───── EXERCISE INPUT ─────

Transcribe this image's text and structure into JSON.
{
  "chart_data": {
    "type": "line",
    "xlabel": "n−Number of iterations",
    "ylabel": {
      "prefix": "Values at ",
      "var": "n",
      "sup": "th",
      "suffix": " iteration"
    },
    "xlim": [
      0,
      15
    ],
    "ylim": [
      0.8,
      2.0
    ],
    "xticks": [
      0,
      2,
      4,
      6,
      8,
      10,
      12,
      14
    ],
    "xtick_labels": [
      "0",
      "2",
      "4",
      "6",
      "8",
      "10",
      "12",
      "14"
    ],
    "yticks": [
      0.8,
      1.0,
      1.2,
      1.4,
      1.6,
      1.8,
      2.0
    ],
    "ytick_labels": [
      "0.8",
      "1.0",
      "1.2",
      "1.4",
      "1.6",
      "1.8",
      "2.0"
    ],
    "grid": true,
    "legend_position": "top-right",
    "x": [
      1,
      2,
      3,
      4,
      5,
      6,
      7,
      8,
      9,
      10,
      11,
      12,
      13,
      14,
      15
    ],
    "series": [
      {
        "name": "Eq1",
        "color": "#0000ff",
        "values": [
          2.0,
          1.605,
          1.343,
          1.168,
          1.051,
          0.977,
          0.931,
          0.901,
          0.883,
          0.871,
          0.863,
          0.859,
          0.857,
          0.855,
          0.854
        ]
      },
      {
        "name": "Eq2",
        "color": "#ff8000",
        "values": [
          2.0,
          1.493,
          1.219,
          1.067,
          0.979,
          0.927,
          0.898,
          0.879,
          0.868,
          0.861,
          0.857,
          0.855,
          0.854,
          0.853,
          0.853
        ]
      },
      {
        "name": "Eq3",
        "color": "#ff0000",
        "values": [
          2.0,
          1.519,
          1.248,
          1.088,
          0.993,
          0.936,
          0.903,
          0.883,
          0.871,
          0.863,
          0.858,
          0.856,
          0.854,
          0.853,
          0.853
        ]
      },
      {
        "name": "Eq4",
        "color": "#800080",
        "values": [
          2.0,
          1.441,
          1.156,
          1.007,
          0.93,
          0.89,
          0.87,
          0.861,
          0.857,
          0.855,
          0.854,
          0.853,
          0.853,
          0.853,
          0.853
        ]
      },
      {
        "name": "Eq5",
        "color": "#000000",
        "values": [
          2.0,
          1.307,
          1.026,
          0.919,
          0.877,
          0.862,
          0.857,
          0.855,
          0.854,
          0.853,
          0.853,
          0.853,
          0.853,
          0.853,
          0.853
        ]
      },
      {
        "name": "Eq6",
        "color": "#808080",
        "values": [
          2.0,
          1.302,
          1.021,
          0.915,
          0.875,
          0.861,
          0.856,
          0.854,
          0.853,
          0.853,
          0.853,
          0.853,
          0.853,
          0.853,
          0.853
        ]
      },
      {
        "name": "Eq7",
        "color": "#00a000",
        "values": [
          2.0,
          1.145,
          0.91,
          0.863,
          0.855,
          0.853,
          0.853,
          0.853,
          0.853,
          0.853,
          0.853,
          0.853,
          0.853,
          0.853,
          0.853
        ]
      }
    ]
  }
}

─────

Reproduce each record exactly as it appears.

Transcribe this image's text and structure into JSON.
{
  "chart_data": {
    "type": "line",
    "xlabel": "n−Number of iterations",
    "ylabel": {
      "prefix": "Values at ",
      "var": "n",
      "sup": "th",
      "suffix": " iteration"
    },
    "xlim": [
      0,
      15
    ],
    "ylim": [
      0.8,
      2.0
    ],
    "xticks": [
      0,
      2,
      4,
      6,
      8,
      10,
      12,
      14
    ],
    "xtick_labels": [
      "0",
      "2",
      "4",
      "6",
      "8",
      "10",
      "12",
      "14"
    ],
    "yticks": [
      0.8,
      1.0,
      1.2,
      1.4,
      1.6,
      1.8,
      2.0
    ],
    "ytick_labels": [
      "0.8",
      "1.0",
      "1.2",
      "1.4",
      "1.6",
      "1.8",
      "2.0"
    ],
    "grid": true,
    "legend_position": "top-right",
    "x": [
      1,
      2,
      3,
      4,
      5,
      6,
      7,
      8,
      9,
      10,
      11,
      12,
      13,
      14,
      15
    ],
    "series": [
      {
        "name": "Eq1",
        "color": "#0000ff",
        "values": [
          2.0,
          1.605,
          1.343,
          1.168,
          1.051,
          0.977,
          0.931,
          0.901,
          0.883,
          0.871,
          0.863,
          0.859,
          0.857,
          0.855,
          0.854
        ]
      },
      {
        "name": "Eq2",
        "color": "#ff8000",
        "values": [
          2.0,
          1.493,
          1.219,
          1.067,
          0.979,
          0.927,
          0.898,
          0.879,
          0.868,
          0.861,
          0.857,
          0.855,
          0.854,
          0.853,
          0.853
        ]
      },
      {
        "name": "Eq3",
        "color": "#ff0000",
        "values": [
          2.0,
          1.519,
          1.248,
          1.088,
          0.993,
          0.936,
          0.903,
          0.883,
          0.871,
          0.863,
          0.858,
          0.856,
          0.854,
          0.853,
          0.853
        ]
      },
      {
        "name": "Eq4",
        "color": "#800080",
        "values": [
          2.0,
          1.441,
          1.156,
          1.007,
          0.93,
          0.89,
          0.87,
          0.861,
          0.857,
          0.855,
          0.854,
          0.853,
          0.853,
          0.853,
          0.853
        ]
      },
      {
        "name": "Eq5",
        "color": "#000000",
        "values": [
          2.0,
          1.307,
          1.026,
          0.919,
          0.877,
          0.862,
          0.857,
          0.855,
          0.854,
          0.853,
          0.853,
          0.853,
          0.853,
          0.853,
          0.853
        ]
      },
      {
        "name": "Eq6",
        "color": "#808080",
        "values": [
          2.0,
          1.302,
          1.021,
          0.915,
          0.875,
          0.861,
          0.856,
          0.854,
          0.853,
          0.853,
          0.853,
          0.853,
          0.853,
          0.853,
          0.853
        ]
      },
      {
        "name": "Eq7",
        "color": "#00a000",
        "values": [
          2.0,
          1.145,
          0.91,
          0.863,
          0.855,
          0.853,
          0.853,
          0.853,
          0.853,
          0.853,
          0.853,
          0.853,
          0.853,
          0.853,
          0.853
        ]
      }
    ]
  }
}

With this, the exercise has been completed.